(Dataset rows about figures)
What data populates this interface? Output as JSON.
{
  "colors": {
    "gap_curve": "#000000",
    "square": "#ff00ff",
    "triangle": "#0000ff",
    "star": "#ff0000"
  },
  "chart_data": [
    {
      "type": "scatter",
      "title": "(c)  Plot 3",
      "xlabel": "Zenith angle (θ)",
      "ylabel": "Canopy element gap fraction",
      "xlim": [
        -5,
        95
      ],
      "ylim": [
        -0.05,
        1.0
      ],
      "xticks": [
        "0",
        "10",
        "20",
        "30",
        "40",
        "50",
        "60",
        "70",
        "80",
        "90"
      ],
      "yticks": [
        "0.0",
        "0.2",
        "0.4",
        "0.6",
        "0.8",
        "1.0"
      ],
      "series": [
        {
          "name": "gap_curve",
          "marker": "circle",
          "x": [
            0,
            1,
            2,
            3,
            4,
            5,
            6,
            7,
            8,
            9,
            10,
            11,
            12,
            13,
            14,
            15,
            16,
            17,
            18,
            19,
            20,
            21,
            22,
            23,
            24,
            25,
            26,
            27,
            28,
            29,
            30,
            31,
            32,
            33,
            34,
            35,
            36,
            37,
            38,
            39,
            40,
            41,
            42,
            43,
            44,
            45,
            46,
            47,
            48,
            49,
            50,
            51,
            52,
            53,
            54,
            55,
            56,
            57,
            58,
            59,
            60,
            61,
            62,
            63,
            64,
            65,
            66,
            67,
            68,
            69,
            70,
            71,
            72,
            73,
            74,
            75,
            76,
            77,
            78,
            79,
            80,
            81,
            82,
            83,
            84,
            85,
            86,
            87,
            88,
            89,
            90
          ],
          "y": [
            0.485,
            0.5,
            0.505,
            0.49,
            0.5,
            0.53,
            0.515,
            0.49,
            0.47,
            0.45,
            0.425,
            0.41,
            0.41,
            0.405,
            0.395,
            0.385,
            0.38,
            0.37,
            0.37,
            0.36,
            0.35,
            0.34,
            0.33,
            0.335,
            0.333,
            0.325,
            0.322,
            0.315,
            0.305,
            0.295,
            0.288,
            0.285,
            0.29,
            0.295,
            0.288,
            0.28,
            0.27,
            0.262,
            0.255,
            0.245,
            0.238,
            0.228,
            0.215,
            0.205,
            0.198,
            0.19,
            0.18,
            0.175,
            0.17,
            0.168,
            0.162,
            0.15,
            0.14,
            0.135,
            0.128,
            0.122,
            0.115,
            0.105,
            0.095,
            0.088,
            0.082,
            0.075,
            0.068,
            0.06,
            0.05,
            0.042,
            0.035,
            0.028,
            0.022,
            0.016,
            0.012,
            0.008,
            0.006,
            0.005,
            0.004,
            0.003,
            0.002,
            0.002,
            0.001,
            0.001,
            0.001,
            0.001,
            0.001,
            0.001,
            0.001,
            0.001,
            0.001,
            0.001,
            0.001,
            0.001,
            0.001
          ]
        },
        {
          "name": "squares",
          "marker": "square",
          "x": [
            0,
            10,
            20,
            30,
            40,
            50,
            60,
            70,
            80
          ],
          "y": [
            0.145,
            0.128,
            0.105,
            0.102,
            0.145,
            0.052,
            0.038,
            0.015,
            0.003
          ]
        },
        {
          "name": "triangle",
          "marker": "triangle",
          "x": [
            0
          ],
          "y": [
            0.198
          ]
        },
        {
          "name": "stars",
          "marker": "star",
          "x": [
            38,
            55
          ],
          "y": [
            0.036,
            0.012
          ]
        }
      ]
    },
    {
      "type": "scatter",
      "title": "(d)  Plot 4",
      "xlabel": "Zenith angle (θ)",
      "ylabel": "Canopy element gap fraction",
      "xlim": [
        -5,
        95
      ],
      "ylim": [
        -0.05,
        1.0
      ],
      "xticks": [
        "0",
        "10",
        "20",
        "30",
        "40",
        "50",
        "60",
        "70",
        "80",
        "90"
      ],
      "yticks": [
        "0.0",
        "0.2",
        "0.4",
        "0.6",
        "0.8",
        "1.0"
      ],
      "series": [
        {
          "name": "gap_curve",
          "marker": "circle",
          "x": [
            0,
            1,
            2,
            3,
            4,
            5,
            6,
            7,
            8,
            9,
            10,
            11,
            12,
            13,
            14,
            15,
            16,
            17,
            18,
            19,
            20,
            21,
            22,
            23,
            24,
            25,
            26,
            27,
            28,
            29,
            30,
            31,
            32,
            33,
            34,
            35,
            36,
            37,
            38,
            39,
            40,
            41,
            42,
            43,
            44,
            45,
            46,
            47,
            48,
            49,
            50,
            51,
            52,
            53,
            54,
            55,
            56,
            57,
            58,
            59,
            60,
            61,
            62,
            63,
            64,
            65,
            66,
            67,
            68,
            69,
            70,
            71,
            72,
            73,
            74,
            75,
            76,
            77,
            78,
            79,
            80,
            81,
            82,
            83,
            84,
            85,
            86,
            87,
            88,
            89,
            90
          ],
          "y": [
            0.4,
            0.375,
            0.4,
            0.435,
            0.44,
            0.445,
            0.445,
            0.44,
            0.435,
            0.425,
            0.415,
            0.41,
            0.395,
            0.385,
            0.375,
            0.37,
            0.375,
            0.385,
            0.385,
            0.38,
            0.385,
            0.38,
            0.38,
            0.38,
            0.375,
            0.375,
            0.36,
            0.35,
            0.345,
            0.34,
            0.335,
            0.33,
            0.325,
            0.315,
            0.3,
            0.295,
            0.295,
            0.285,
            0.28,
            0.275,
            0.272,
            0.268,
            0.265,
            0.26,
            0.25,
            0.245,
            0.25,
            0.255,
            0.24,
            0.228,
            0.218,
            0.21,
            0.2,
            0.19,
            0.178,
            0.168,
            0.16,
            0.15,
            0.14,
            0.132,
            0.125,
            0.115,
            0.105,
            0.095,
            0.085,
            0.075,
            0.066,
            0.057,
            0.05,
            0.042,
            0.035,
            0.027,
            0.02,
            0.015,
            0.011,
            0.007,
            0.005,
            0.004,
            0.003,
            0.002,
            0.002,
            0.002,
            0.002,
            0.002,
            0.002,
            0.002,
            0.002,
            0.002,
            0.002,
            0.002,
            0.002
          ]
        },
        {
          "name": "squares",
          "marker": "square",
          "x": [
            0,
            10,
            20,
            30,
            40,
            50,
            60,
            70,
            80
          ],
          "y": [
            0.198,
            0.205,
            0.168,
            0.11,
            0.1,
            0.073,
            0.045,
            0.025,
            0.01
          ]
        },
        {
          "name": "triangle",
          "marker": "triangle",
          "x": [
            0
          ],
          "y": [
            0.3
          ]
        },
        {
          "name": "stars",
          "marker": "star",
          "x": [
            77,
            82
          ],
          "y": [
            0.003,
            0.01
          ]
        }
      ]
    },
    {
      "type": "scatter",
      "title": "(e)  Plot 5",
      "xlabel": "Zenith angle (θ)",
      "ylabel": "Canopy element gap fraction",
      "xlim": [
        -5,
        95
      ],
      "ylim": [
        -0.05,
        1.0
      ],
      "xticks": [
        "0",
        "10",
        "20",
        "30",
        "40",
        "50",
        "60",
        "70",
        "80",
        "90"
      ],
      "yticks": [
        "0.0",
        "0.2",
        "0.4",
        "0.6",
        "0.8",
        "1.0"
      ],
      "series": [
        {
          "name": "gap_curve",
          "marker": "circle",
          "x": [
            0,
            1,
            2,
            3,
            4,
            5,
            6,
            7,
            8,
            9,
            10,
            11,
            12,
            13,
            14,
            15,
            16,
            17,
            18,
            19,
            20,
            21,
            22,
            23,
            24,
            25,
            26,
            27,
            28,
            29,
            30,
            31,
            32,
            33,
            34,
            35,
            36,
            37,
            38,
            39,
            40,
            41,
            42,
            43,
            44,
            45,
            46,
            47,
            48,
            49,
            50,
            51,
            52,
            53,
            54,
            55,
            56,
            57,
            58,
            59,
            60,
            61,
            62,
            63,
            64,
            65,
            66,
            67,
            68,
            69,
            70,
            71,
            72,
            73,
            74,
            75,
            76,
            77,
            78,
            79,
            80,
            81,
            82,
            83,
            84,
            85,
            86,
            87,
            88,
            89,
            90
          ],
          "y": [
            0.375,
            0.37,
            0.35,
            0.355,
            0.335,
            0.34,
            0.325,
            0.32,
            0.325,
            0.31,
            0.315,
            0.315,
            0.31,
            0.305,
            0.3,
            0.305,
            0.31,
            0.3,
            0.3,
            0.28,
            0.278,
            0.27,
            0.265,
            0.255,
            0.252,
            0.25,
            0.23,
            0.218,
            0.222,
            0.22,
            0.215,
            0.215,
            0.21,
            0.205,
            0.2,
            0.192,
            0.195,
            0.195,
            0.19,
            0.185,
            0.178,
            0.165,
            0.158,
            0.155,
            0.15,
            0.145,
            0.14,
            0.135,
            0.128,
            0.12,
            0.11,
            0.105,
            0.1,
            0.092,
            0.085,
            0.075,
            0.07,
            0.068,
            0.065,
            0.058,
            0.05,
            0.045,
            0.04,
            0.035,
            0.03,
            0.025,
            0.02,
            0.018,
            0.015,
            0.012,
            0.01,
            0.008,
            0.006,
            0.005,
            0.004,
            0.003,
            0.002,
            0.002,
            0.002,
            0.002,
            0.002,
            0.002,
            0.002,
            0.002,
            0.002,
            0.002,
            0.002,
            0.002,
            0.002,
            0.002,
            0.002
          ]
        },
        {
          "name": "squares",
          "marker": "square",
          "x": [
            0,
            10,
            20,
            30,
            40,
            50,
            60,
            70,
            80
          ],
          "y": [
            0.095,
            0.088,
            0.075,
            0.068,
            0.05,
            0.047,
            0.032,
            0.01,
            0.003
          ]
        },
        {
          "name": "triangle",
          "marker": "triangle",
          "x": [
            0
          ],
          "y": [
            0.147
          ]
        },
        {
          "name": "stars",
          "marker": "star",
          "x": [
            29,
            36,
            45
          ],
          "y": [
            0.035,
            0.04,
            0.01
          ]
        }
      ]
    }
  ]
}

TO DO
Determine how many lines of the listing hold the word "Plot" and reply with that figure alone.

SOLUTION TO THE PROBLEM
3